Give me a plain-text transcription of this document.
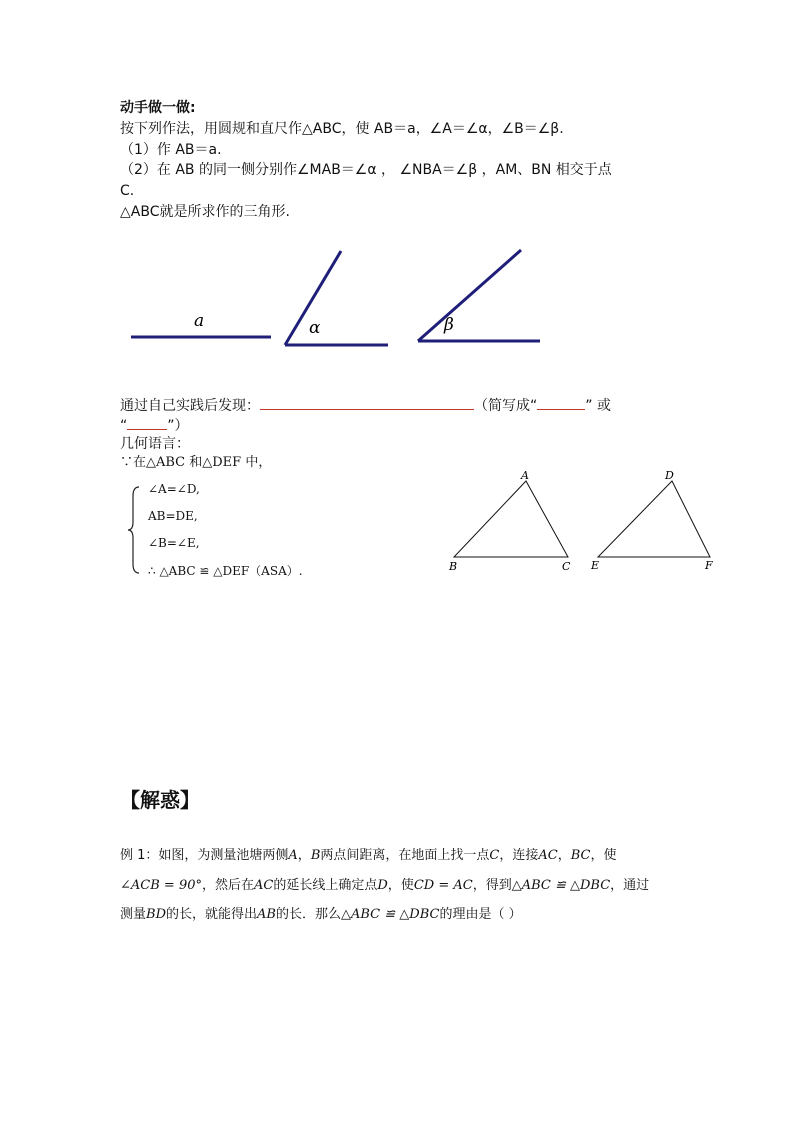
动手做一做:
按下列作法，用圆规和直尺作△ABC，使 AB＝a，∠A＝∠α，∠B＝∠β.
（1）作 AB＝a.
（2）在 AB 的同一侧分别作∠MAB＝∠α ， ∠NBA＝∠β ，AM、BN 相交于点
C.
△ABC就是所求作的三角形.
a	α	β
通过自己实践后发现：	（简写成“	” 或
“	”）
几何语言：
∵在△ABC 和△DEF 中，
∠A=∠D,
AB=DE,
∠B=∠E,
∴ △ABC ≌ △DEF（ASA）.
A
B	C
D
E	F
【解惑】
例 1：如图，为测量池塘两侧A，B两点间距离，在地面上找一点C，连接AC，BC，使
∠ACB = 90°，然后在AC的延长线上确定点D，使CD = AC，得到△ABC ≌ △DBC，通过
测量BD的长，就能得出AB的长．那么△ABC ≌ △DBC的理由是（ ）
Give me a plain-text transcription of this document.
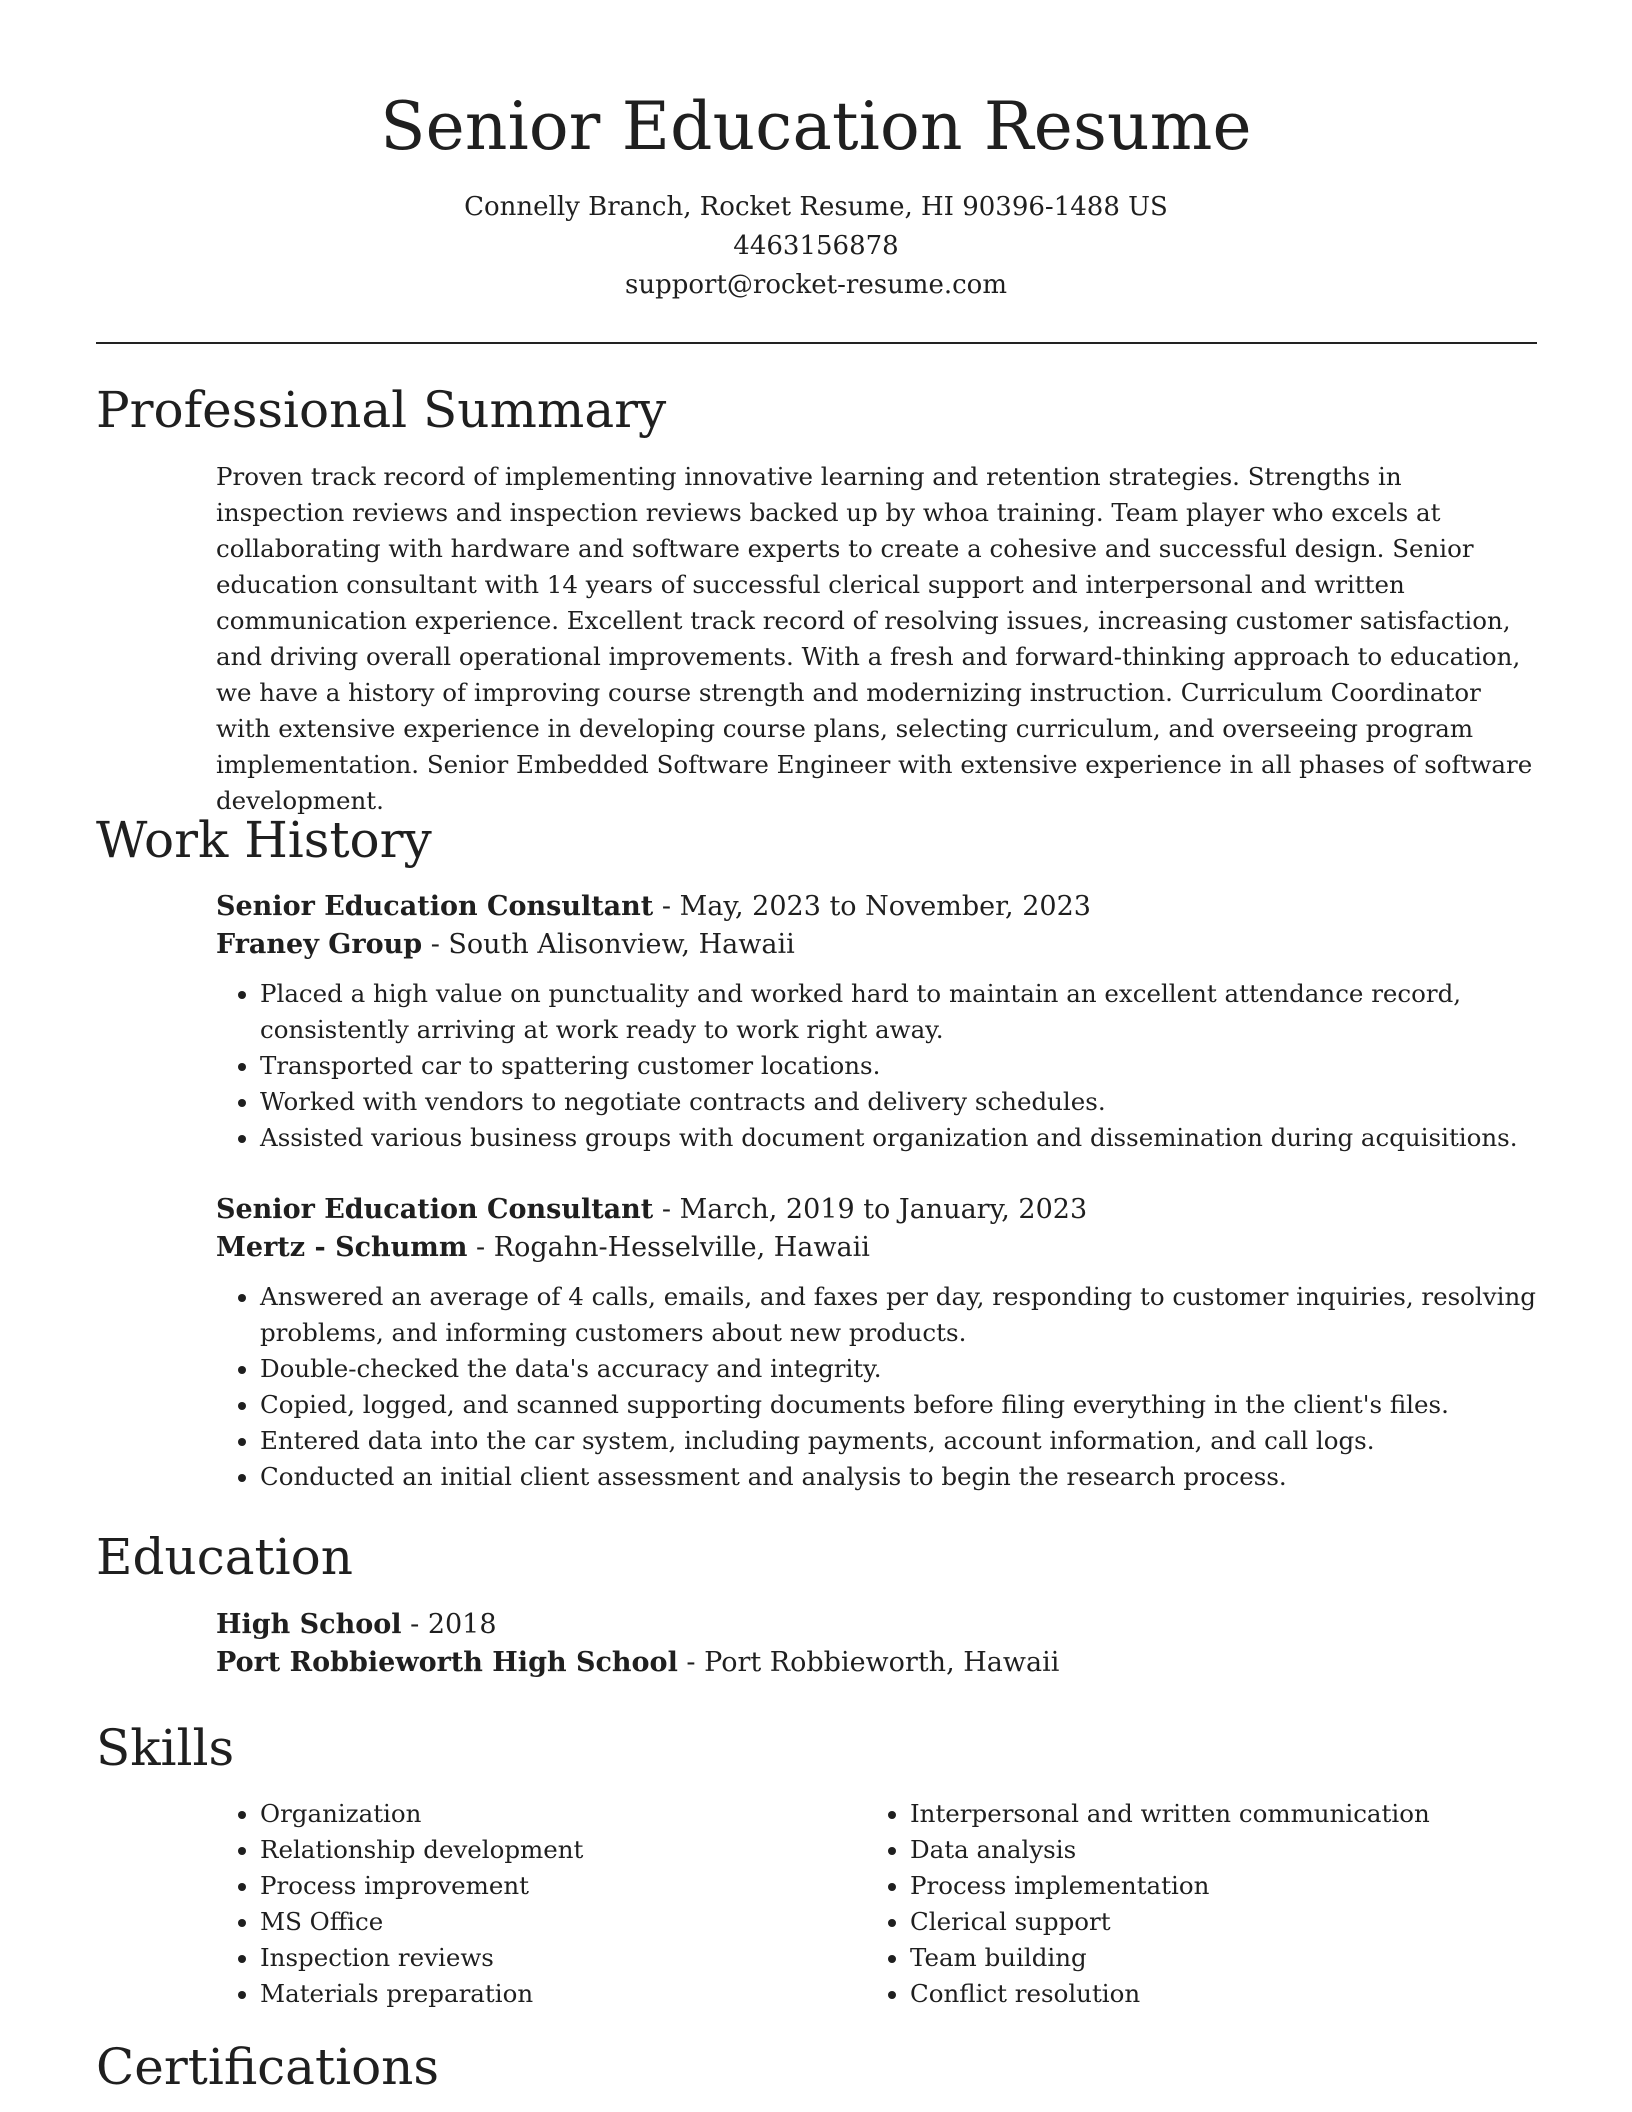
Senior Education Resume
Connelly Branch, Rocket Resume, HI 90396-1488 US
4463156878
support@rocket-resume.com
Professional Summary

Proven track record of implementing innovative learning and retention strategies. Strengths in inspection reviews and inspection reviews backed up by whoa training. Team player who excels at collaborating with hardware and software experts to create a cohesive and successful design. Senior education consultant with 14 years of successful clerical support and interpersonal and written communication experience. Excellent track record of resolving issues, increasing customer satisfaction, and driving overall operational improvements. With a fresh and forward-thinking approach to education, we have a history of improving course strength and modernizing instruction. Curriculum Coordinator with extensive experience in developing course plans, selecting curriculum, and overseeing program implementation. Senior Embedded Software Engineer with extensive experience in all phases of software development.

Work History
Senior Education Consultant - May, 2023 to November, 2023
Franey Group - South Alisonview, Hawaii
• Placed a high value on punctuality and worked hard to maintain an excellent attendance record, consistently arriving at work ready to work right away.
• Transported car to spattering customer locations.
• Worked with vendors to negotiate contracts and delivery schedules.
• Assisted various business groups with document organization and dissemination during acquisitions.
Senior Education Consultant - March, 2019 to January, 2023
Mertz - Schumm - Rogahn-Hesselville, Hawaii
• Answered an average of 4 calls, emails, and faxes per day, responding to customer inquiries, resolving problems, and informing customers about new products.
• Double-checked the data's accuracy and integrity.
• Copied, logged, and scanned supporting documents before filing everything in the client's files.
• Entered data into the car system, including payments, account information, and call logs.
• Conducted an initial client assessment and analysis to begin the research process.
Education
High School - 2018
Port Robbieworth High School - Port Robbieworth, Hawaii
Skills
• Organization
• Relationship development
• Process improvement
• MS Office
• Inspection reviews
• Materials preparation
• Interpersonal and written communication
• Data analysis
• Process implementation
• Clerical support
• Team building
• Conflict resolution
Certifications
___
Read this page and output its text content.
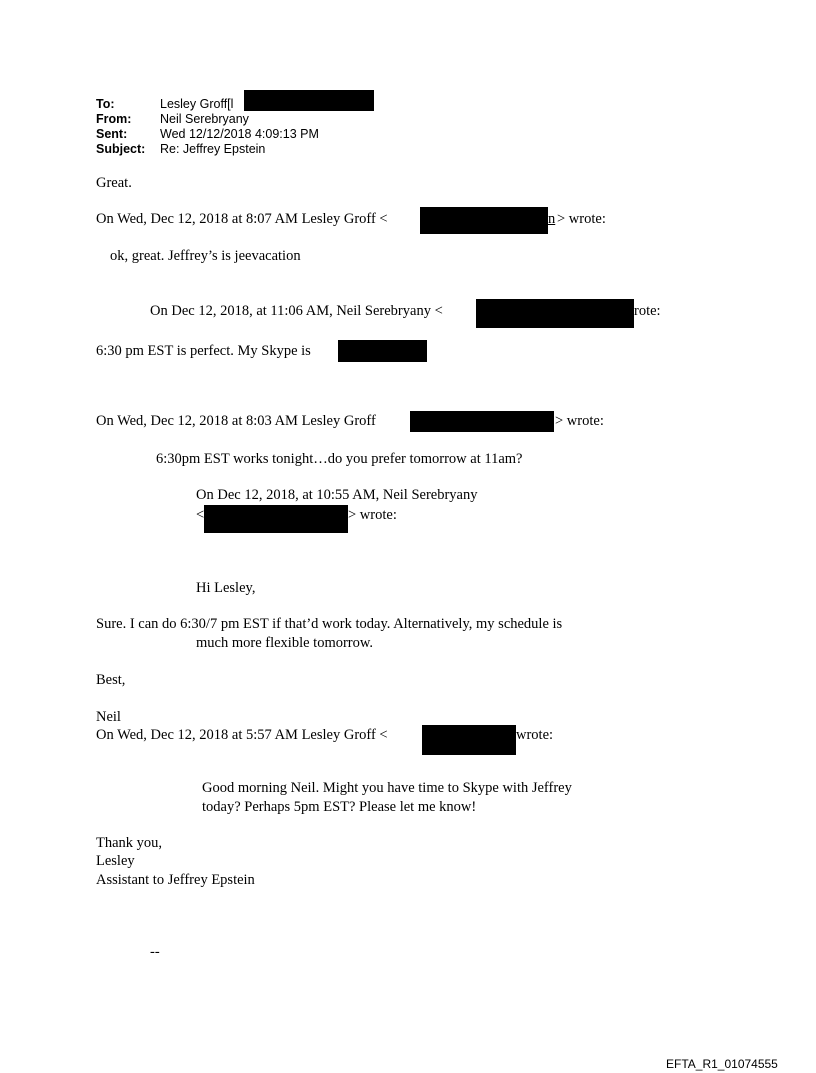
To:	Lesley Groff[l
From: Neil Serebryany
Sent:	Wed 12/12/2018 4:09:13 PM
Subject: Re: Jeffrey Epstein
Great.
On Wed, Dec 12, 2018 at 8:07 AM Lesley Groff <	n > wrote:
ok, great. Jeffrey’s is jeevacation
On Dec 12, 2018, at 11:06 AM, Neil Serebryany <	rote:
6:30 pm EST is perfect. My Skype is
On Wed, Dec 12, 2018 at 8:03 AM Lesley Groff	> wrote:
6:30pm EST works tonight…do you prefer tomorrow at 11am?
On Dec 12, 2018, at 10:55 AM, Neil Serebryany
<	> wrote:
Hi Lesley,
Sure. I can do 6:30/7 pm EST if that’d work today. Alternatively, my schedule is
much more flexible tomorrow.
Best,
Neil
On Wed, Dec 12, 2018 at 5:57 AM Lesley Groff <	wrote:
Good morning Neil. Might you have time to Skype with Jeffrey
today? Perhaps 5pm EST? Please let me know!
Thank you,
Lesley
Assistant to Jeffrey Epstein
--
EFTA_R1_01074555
___
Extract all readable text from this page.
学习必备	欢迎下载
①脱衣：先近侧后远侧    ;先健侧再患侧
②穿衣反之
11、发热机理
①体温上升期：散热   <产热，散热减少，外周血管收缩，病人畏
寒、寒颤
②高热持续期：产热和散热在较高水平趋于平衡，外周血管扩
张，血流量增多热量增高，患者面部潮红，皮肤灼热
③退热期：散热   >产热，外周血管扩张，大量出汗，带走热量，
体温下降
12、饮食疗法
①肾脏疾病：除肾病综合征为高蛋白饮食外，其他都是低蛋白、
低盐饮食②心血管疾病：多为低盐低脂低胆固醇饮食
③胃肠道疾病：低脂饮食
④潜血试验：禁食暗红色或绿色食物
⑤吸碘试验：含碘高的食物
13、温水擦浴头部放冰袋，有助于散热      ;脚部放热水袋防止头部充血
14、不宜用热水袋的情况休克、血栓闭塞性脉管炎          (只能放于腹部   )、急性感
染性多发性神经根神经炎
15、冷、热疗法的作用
___
=== Written task ===
Your reply is one number: how many lines of the records above contain the word "client".

=== Task result ===
2